**EXERCISE PROMPT**
Search the material below for the string "ylabel" and list each line that holds it.

(Dataset rows about figures)

■ ■ ■ ■ ■

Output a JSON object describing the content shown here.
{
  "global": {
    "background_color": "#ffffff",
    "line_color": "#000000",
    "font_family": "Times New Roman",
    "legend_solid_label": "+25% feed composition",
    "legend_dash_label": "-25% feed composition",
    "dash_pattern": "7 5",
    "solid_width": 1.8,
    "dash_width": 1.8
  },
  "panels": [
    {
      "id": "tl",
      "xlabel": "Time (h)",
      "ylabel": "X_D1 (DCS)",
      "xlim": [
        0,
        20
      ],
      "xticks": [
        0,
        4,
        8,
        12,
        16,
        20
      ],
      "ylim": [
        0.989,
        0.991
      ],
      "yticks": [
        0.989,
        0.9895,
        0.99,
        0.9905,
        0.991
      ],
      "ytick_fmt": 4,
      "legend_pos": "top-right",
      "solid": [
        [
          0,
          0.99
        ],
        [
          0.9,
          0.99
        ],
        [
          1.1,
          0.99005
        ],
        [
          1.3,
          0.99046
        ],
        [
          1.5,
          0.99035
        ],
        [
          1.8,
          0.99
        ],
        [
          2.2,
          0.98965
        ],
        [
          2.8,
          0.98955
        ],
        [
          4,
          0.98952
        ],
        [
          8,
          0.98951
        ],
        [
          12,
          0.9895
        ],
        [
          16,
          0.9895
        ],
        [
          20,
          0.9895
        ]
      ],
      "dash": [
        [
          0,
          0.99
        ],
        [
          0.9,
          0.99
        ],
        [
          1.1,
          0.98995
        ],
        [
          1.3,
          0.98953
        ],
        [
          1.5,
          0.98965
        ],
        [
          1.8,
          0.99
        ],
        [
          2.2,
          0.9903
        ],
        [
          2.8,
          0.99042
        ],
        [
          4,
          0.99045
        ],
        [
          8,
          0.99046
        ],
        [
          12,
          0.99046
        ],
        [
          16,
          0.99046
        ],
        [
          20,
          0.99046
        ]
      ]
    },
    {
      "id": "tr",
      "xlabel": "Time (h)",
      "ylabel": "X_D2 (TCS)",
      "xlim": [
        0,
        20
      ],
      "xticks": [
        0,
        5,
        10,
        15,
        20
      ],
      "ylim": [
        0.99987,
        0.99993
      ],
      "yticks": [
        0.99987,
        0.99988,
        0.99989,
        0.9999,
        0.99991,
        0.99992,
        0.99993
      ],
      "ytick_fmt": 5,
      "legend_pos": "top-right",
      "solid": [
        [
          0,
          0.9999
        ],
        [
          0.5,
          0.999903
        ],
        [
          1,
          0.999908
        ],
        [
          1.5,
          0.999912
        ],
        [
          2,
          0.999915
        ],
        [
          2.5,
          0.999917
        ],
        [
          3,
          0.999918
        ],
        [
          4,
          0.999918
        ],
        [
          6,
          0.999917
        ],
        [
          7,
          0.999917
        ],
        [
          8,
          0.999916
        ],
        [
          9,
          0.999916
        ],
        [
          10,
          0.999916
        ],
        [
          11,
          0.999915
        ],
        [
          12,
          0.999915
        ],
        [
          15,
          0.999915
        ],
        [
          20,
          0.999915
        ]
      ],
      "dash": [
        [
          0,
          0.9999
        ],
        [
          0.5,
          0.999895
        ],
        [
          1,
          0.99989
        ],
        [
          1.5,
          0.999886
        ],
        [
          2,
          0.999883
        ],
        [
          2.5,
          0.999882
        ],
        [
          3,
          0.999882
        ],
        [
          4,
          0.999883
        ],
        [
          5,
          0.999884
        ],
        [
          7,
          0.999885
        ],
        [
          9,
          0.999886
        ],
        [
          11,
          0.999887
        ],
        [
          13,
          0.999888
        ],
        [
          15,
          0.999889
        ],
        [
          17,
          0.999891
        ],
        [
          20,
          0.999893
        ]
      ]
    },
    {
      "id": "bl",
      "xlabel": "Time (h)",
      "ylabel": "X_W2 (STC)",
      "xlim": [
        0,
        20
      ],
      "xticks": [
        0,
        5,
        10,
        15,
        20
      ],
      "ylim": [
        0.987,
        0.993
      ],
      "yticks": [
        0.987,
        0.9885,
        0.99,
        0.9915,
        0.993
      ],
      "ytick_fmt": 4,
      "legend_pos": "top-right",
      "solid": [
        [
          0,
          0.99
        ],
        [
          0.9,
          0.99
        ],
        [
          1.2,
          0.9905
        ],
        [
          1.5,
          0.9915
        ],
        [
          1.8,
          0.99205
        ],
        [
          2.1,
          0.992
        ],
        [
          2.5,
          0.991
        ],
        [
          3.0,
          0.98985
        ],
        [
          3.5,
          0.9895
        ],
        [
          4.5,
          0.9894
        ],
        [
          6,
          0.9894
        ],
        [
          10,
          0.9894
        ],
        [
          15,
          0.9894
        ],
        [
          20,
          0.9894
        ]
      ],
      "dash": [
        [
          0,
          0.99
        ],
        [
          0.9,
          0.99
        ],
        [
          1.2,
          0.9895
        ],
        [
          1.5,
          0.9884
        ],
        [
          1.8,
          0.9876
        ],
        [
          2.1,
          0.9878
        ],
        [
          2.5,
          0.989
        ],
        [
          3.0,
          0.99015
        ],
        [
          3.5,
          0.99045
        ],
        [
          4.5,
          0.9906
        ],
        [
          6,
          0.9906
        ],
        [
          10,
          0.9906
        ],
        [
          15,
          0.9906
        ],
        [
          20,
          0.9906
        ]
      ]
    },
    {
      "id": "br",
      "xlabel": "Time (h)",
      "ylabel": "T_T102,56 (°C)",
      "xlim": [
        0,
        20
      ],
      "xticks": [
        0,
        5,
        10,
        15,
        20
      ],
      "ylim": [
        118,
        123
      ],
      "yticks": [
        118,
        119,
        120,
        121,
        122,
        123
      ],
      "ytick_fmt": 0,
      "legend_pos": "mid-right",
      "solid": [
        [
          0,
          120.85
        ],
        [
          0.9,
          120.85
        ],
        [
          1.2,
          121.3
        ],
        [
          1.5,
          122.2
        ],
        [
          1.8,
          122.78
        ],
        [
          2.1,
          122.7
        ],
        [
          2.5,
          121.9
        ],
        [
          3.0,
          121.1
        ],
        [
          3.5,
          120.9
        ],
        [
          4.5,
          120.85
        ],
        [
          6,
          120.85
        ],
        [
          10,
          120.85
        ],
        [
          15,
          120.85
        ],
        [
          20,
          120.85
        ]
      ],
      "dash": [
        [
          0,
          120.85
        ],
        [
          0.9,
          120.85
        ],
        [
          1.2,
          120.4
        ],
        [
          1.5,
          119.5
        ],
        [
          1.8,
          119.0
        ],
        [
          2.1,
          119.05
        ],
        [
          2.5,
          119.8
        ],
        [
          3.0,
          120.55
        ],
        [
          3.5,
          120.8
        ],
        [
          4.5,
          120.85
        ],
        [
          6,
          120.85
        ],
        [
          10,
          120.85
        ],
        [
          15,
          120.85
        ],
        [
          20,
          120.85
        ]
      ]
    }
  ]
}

■ ■ ■ ■ ■

**RESULT OF THIS EXERCISE**
      "ylabel": "X_D1 (DCS)",
      "ylabel": "X_D2 (TCS)",
      "ylabel": "X_W2 (STC)",
      "ylabel": "T_T102,56 (°C)",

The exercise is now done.